### [What to work on]
Give the material again in full, matching it exactly.

### [Extracted data]
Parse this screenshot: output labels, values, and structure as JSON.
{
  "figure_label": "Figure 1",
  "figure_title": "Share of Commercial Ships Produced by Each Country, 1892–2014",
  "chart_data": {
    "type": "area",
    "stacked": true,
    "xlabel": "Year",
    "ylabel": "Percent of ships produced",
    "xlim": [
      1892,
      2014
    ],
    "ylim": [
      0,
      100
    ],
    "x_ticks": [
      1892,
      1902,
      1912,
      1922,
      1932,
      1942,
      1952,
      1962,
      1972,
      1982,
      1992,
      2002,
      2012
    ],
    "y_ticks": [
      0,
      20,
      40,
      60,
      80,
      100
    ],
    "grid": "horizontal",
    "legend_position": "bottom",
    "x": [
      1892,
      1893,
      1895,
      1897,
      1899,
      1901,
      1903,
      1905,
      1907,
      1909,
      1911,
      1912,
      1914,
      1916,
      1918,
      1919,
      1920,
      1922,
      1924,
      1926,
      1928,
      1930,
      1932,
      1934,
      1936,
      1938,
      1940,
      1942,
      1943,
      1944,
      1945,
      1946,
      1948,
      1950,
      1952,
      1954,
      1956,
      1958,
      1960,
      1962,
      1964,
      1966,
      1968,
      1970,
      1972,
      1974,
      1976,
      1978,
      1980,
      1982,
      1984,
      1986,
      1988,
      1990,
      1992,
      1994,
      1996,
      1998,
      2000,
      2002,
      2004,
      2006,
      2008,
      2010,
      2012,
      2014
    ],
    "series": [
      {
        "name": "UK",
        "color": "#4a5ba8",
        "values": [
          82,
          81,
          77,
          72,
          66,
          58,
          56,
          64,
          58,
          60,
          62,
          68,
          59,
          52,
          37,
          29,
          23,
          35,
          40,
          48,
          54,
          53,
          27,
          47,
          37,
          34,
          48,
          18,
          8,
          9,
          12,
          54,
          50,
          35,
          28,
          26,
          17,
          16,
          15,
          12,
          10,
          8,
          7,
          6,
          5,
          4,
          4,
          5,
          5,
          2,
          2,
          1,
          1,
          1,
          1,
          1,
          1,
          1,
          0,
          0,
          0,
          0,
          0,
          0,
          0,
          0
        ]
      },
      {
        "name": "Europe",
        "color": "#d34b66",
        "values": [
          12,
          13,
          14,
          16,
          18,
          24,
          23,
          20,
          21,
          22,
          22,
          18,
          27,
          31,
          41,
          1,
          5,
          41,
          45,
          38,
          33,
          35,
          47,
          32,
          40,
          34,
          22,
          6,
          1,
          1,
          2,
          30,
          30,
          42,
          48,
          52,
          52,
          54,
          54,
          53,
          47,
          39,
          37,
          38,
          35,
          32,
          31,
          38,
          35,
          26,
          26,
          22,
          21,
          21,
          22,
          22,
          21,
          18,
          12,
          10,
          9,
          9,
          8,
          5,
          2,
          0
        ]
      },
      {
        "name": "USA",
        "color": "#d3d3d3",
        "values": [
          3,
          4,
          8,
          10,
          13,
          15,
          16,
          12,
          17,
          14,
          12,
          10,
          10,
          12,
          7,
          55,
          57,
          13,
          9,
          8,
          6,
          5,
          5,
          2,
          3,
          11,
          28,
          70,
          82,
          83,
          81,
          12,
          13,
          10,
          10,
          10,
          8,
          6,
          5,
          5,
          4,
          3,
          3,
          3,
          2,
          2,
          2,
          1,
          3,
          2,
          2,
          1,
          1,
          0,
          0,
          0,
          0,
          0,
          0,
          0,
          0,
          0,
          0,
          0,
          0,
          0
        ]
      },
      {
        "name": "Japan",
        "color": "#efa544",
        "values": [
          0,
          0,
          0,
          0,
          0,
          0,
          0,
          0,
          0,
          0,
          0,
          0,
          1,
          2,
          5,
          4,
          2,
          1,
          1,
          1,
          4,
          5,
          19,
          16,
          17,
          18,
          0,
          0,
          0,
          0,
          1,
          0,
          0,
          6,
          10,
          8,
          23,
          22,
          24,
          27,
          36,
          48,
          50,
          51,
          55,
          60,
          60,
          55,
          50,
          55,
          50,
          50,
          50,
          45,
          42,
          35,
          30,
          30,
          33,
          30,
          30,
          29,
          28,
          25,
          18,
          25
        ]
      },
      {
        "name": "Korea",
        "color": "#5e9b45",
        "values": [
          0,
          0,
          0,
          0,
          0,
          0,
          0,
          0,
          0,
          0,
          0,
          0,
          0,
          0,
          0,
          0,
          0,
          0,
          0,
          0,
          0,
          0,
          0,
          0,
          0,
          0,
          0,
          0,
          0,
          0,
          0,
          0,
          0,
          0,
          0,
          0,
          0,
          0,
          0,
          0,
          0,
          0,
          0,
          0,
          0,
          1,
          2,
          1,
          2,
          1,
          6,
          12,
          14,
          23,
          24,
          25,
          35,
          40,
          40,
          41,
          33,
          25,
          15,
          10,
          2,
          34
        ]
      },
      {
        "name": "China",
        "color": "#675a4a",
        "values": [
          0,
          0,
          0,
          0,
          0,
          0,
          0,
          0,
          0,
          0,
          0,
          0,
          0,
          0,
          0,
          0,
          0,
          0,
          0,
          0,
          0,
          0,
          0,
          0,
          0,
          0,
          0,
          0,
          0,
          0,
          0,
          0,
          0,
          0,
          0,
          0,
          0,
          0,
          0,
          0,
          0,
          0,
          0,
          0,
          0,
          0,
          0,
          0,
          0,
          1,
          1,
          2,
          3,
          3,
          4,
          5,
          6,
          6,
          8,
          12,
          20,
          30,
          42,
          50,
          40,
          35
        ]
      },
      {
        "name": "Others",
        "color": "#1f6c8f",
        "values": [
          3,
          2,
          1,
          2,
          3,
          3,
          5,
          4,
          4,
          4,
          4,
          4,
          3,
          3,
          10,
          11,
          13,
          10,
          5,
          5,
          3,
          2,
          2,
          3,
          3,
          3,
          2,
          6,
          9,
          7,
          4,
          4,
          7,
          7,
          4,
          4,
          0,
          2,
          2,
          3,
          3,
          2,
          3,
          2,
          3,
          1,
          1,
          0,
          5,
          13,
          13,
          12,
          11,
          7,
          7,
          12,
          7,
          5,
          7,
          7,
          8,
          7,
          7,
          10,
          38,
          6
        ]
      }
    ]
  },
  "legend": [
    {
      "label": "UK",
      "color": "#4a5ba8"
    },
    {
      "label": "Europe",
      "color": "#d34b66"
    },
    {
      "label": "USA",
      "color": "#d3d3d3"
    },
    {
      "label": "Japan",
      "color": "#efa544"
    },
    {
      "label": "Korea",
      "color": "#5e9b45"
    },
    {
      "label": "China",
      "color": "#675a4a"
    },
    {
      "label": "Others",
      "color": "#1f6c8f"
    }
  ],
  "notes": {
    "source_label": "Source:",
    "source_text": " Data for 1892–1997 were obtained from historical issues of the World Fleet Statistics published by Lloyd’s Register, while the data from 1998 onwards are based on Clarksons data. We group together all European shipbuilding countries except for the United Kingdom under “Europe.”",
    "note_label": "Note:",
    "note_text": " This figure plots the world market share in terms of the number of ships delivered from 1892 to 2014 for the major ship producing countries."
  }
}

### [Answer for the task]
Parse this screenshot: output labels, values, and structure as JSON.
{
  "figure_label": "Figure 1",
  "figure_title": "Share of Commercial Ships Produced by Each Country, 1892–2014",
  "chart_data": {
    "type": "area",
    "stacked": true,
    "xlabel": "Year",
    "ylabel": "Percent of ships produced",
    "xlim": [
      1892,
      2014
    ],
    "ylim": [
      0,
      100
    ],
    "x_ticks": [
      1892,
      1902,
      1912,
      1922,
      1932,
      1942,
      1952,
      1962,
      1972,
      1982,
      1992,
      2002,
      2012
    ],
    "y_ticks": [
      0,
      20,
      40,
      60,
      80,
      100
    ],
    "grid": "horizontal",
    "legend_position": "bottom",
    "x": [
      1892,
      1893,
      1895,
      1897,
      1899,
      1901,
      1903,
      1905,
      1907,
      1909,
      1911,
      1912,
      1914,
      1916,
      1918,
      1919,
      1920,
      1922,
      1924,
      1926,
      1928,
      1930,
      1932,
      1934,
      1936,
      1938,
      1940,
      1942,
      1943,
      1944,
      1945,
      1946,
      1948,
      1950,
      1952,
      1954,
      1956,
      1958,
      1960,
      1962,
      1964,
      1966,
      1968,
      1970,
      1972,
      1974,
      1976,
      1978,
      1980,
      1982,
      1984,
      1986,
      1988,
      1990,
      1992,
      1994,
      1996,
      1998,
      2000,
      2002,
      2004,
      2006,
      2008,
      2010,
      2012,
      2014
    ],
    "series": [
      {
        "name": "UK",
        "color": "#4a5ba8",
        "values": [
          82,
          81,
          77,
          72,
          66,
          58,
          56,
          64,
          58,
          60,
          62,
          68,
          59,
          52,
          37,
          29,
          23,
          35,
          40,
          48,
          54,
          53,
          27,
          47,
          37,
          34,
          48,
          18,
          8,
          9,
          12,
          54,
          50,
          35,
          28,
          26,
          17,
          16,
          15,
          12,
          10,
          8,
          7,
          6,
          5,
          4,
          4,
          5,
          5,
          2,
          2,
          1,
          1,
          1,
          1,
          1,
          1,
          1,
          0,
          0,
          0,
          0,
          0,
          0,
          0,
          0
        ]
      },
      {
        "name": "Europe",
        "color": "#d34b66",
        "values": [
          12,
          13,
          14,
          16,
          18,
          24,
          23,
          20,
          21,
          22,
          22,
          18,
          27,
          31,
          41,
          1,
          5,
          41,
          45,
          38,
          33,
          35,
          47,
          32,
          40,
          34,
          22,
          6,
          1,
          1,
          2,
          30,
          30,
          42,
          48,
          52,
          52,
          54,
          54,
          53,
          47,
          39,
          37,
          38,
          35,
          32,
          31,
          38,
          35,
          26,
          26,
          22,
          21,
          21,
          22,
          22,
          21,
          18,
          12,
          10,
          9,
          9,
          8,
          5,
          2,
          0
        ]
      },
      {
        "name": "USA",
        "color": "#d3d3d3",
        "values": [
          3,
          4,
          8,
          10,
          13,
          15,
          16,
          12,
          17,
          14,
          12,
          10,
          10,
          12,
          7,
          55,
          57,
          13,
          9,
          8,
          6,
          5,
          5,
          2,
          3,
          11,
          28,
          70,
          82,
          83,
          81,
          12,
          13,
          10,
          10,
          10,
          8,
          6,
          5,
          5,
          4,
          3,
          3,
          3,
          2,
          2,
          2,
          1,
          3,
          2,
          2,
          1,
          1,
          0,
          0,
          0,
          0,
          0,
          0,
          0,
          0,
          0,
          0,
          0,
          0,
          0
        ]
      },
      {
        "name": "Japan",
        "color": "#efa544",
        "values": [
          0,
          0,
          0,
          0,
          0,
          0,
          0,
          0,
          0,
          0,
          0,
          0,
          1,
          2,
          5,
          4,
          2,
          1,
          1,
          1,
          4,
          5,
          19,
          16,
          17,
          18,
          0,
          0,
          0,
          0,
          1,
          0,
          0,
          6,
          10,
          8,
          23,
          22,
          24,
          27,
          36,
          48,
          50,
          51,
          55,
          60,
          60,
          55,
          50,
          55,
          50,
          50,
          50,
          45,
          42,
          35,
          30,
          30,
          33,
          30,
          30,
          29,
          28,
          25,
          18,
          25
        ]
      },
      {
        "name": "Korea",
        "color": "#5e9b45",
        "values": [
          0,
          0,
          0,
          0,
          0,
          0,
          0,
          0,
          0,
          0,
          0,
          0,
          0,
          0,
          0,
          0,
          0,
          0,
          0,
          0,
          0,
          0,
          0,
          0,
          0,
          0,
          0,
          0,
          0,
          0,
          0,
          0,
          0,
          0,
          0,
          0,
          0,
          0,
          0,
          0,
          0,
          0,
          0,
          0,
          0,
          1,
          2,
          1,
          2,
          1,
          6,
          12,
          14,
          23,
          24,
          25,
          35,
          40,
          40,
          41,
          33,
          25,
          15,
          10,
          2,
          34
        ]
      },
      {
        "name": "China",
        "color": "#675a4a",
        "values": [
          0,
          0,
          0,
          0,
          0,
          0,
          0,
          0,
          0,
          0,
          0,
          0,
          0,
          0,
          0,
          0,
          0,
          0,
          0,
          0,
          0,
          0,
          0,
          0,
          0,
          0,
          0,
          0,
          0,
          0,
          0,
          0,
          0,
          0,
          0,
          0,
          0,
          0,
          0,
          0,
          0,
          0,
          0,
          0,
          0,
          0,
          0,
          0,
          0,
          1,
          1,
          2,
          3,
          3,
          4,
          5,
          6,
          6,
          8,
          12,
          20,
          30,
          42,
          50,
          40,
          35
        ]
      },
      {
        "name": "Others",
        "color": "#1f6c8f",
        "values": [
          3,
          2,
          1,
          2,
          3,
          3,
          5,
          4,
          4,
          4,
          4,
          4,
          3,
          3,
          10,
          11,
          13,
          10,
          5,
          5,
          3,
          2,
          2,
          3,
          3,
          3,
          2,
          6,
          9,
          7,
          4,
          4,
          7,
          7,
          4,
          4,
          0,
          2,
          2,
          3,
          3,
          2,
          3,
          2,
          3,
          1,
          1,
          0,
          5,
          13,
          13,
          12,
          11,
          7,
          7,
          12,
          7,
          5,
          7,
          7,
          8,
          7,
          7,
          10,
          38,
          6
        ]
      }
    ]
  },
  "legend": [
    {
      "label": "UK",
      "color": "#4a5ba8"
    },
    {
      "label": "Europe",
      "color": "#d34b66"
    },
    {
      "label": "USA",
      "color": "#d3d3d3"
    },
    {
      "label": "Japan",
      "color": "#efa544"
    },
    {
      "label": "Korea",
      "color": "#5e9b45"
    },
    {
      "label": "China",
      "color": "#675a4a"
    },
    {
      "label": "Others",
      "color": "#1f6c8f"
    }
  ],
  "notes": {
    "source_label": "Source:",
    "source_text": " Data for 1892–1997 were obtained from historical issues of the World Fleet Statistics published by Lloyd’s Register, while the data from 1998 onwards are based on Clarksons data. We group together all European shipbuilding countries except for the United Kingdom under “Europe.”",
    "note_label": "Note:",
    "note_text": " This figure plots the world market share in terms of the number of ships delivered from 1892 to 2014 for the major ship producing countries."
  }
}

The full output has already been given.